_Goal of the exercise_
Copy every line of the material below word for word.
----
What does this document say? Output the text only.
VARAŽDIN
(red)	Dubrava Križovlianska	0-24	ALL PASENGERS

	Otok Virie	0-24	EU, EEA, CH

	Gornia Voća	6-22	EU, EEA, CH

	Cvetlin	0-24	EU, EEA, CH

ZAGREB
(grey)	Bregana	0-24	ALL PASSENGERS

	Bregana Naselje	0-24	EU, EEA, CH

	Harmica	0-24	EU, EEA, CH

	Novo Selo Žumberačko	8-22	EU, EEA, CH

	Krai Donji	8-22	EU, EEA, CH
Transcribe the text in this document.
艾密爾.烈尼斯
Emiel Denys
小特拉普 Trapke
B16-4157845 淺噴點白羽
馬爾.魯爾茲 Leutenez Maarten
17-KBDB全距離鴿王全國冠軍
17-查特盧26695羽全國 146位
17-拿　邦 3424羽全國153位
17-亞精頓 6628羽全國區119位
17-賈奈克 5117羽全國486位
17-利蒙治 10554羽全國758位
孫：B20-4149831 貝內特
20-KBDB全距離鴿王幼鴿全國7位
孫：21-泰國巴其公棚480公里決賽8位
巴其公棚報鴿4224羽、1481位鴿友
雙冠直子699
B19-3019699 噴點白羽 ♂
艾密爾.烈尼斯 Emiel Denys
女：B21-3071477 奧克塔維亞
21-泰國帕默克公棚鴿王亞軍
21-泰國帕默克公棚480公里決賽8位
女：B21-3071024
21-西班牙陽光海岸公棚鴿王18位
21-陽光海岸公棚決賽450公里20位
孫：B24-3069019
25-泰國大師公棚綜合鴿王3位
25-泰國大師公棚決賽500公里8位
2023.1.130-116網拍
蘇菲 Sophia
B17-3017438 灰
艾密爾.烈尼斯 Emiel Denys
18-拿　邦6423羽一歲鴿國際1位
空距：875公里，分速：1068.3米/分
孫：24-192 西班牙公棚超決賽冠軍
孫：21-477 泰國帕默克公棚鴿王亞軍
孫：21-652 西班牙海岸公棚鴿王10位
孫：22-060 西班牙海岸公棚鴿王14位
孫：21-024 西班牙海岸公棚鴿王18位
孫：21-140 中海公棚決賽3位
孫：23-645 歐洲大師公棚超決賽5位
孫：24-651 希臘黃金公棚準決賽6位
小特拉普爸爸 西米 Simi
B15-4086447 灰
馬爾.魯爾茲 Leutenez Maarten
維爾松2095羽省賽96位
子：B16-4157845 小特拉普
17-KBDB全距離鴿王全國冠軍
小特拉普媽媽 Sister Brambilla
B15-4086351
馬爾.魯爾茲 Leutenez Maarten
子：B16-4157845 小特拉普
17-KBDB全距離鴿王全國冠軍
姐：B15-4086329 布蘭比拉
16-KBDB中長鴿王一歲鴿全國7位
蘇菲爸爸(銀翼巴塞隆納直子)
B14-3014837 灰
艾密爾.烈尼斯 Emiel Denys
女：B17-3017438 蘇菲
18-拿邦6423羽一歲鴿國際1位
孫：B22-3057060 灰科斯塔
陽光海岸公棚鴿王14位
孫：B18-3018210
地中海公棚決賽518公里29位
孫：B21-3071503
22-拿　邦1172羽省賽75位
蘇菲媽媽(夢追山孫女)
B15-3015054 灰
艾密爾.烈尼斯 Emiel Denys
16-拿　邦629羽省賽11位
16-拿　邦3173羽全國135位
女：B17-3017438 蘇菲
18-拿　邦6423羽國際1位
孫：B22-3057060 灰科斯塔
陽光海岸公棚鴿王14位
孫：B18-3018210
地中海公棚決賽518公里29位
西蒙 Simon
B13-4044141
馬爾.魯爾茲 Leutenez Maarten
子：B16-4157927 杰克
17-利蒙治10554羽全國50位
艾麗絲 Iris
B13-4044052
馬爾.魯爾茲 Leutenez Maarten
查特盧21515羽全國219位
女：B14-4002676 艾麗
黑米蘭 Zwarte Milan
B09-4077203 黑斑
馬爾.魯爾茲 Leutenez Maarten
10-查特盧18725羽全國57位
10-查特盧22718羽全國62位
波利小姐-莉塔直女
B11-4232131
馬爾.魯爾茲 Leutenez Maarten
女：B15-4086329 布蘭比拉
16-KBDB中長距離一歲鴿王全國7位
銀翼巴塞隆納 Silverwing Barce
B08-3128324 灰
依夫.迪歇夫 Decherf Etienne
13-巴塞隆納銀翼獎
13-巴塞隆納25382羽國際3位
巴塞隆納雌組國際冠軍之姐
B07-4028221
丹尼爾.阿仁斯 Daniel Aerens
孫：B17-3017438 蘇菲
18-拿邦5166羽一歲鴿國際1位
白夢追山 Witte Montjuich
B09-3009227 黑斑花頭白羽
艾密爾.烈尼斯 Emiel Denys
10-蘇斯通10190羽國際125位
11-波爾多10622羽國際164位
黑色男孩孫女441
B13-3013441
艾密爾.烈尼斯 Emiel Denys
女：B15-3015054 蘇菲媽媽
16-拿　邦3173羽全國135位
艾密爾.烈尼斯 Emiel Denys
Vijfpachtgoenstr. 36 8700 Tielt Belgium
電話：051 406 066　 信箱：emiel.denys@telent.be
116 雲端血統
----
_Result of the task_
What does this document say? Output the text only.
VARAŽDIN
(red)	Dubrava Križovlianska	0-24	ALL PASENGERS

	Otok Virie	0-24	EU, EEA, CH

	Gornia Voća	6-22	EU, EEA, CH

	Cvetlin	0-24	EU, EEA, CH

ZAGREB
(grey)	Bregana	0-24	ALL PASSENGERS

	Bregana Naselje	0-24	EU, EEA, CH

	Harmica	0-24	EU, EEA, CH

	Novo Selo Žumberačko	8-22	EU, EEA, CH

	Krai Donji	8-22	EU, EEA, CH
Transcribe the text in this document.
艾密爾.烈尼斯
Emiel Denys
小特拉普 Trapke
B16-4157845 淺噴點白羽
馬爾.魯爾茲 Leutenez Maarten
17-KBDB全距離鴿王全國冠軍
17-查特盧26695羽全國 146位
17-拿　邦 3424羽全國153位
17-亞精頓 6628羽全國區119位
17-賈奈克 5117羽全國486位
17-利蒙治 10554羽全國758位
孫：B20-4149831 貝內特
20-KBDB全距離鴿王幼鴿全國7位
孫：21-泰國巴其公棚480公里決賽8位
巴其公棚報鴿4224羽、1481位鴿友
雙冠直子699
B19-3019699 噴點白羽 ♂
艾密爾.烈尼斯 Emiel Denys
女：B21-3071477 奧克塔維亞
21-泰國帕默克公棚鴿王亞軍
21-泰國帕默克公棚480公里決賽8位
女：B21-3071024
21-西班牙陽光海岸公棚鴿王18位
21-陽光海岸公棚決賽450公里20位
孫：B24-3069019
25-泰國大師公棚綜合鴿王3位
25-泰國大師公棚決賽500公里8位
2023.1.130-116網拍
蘇菲 Sophia
B17-3017438 灰
艾密爾.烈尼斯 Emiel Denys
18-拿　邦6423羽一歲鴿國際1位
空距：875公里，分速：1068.3米/分
孫：24-192 西班牙公棚超決賽冠軍
孫：21-477 泰國帕默克公棚鴿王亞軍
孫：21-652 西班牙海岸公棚鴿王10位
孫：22-060 西班牙海岸公棚鴿王14位
孫：21-024 西班牙海岸公棚鴿王18位
孫：21-140 中海公棚決賽3位
孫：23-645 歐洲大師公棚超決賽5位
孫：24-651 希臘黃金公棚準決賽6位
小特拉普爸爸 西米 Simi
B15-4086447 灰
馬爾.魯爾茲 Leutenez Maarten
維爾松2095羽省賽96位
子：B16-4157845 小特拉普
17-KBDB全距離鴿王全國冠軍
小特拉普媽媽 Sister Brambilla
B15-4086351
馬爾.魯爾茲 Leutenez Maarten
子：B16-4157845 小特拉普
17-KBDB全距離鴿王全國冠軍
姐：B15-4086329 布蘭比拉
16-KBDB中長鴿王一歲鴿全國7位
蘇菲爸爸(銀翼巴塞隆納直子)
B14-3014837 灰
艾密爾.烈尼斯 Emiel Denys
女：B17-3017438 蘇菲
18-拿邦6423羽一歲鴿國際1位
孫：B22-3057060 灰科斯塔
陽光海岸公棚鴿王14位
孫：B18-3018210
地中海公棚決賽518公里29位
孫：B21-3071503
22-拿　邦1172羽省賽75位
蘇菲媽媽(夢追山孫女)
B15-3015054 灰
艾密爾.烈尼斯 Emiel Denys
16-拿　邦629羽省賽11位
16-拿　邦3173羽全國135位
女：B17-3017438 蘇菲
18-拿　邦6423羽國際1位
孫：B22-3057060 灰科斯塔
陽光海岸公棚鴿王14位
孫：B18-3018210
地中海公棚決賽518公里29位
西蒙 Simon
B13-4044141
馬爾.魯爾茲 Leutenez Maarten
子：B16-4157927 杰克
17-利蒙治10554羽全國50位
艾麗絲 Iris
B13-4044052
馬爾.魯爾茲 Leutenez Maarten
查特盧21515羽全國219位
女：B14-4002676 艾麗
黑米蘭 Zwarte Milan
B09-4077203 黑斑
馬爾.魯爾茲 Leutenez Maarten
10-查特盧18725羽全國57位
10-查特盧22718羽全國62位
波利小姐-莉塔直女
B11-4232131
馬爾.魯爾茲 Leutenez Maarten
女：B15-4086329 布蘭比拉
16-KBDB中長距離一歲鴿王全國7位
銀翼巴塞隆納 Silverwing Barce
B08-3128324 灰
依夫.迪歇夫 Decherf Etienne
13-巴塞隆納銀翼獎
13-巴塞隆納25382羽國際3位
巴塞隆納雌組國際冠軍之姐
B07-4028221
丹尼爾.阿仁斯 Daniel Aerens
孫：B17-3017438 蘇菲
18-拿邦5166羽一歲鴿國際1位
白夢追山 Witte Montjuich
B09-3009227 黑斑花頭白羽
艾密爾.烈尼斯 Emiel Denys
10-蘇斯通10190羽國際125位
11-波爾多10622羽國際164位
黑色男孩孫女441
B13-3013441
艾密爾.烈尼斯 Emiel Denys
女：B15-3015054 蘇菲媽媽
16-拿　邦3173羽全國135位
艾密爾.烈尼斯 Emiel Denys
Vijfpachtgoenstr. 36 8700 Tielt Belgium
電話：051 406 066　 信箱：emiel.denys@telent.be
116 雲端血統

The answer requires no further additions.